Stored data entries
------------------------------------------------------------

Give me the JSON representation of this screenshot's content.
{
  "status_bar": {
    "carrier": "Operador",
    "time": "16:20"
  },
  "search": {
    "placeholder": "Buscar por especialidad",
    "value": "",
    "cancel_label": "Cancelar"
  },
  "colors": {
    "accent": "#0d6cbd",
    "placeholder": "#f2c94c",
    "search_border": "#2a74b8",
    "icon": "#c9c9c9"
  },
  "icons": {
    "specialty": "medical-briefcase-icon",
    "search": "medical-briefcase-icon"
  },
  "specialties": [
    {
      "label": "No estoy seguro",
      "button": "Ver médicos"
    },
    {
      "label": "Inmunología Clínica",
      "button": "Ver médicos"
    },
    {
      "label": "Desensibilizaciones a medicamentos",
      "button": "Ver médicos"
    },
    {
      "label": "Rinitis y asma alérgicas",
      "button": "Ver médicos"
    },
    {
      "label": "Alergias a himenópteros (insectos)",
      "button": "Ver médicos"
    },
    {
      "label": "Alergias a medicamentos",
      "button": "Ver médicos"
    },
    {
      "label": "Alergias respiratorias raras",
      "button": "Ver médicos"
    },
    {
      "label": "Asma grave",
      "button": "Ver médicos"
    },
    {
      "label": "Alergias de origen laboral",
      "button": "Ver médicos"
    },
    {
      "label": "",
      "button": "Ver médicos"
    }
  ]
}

------------------------------------------------------------

How many of the lines above include the word "Alergias"? Respond with the number alone.

◆ Response below: 4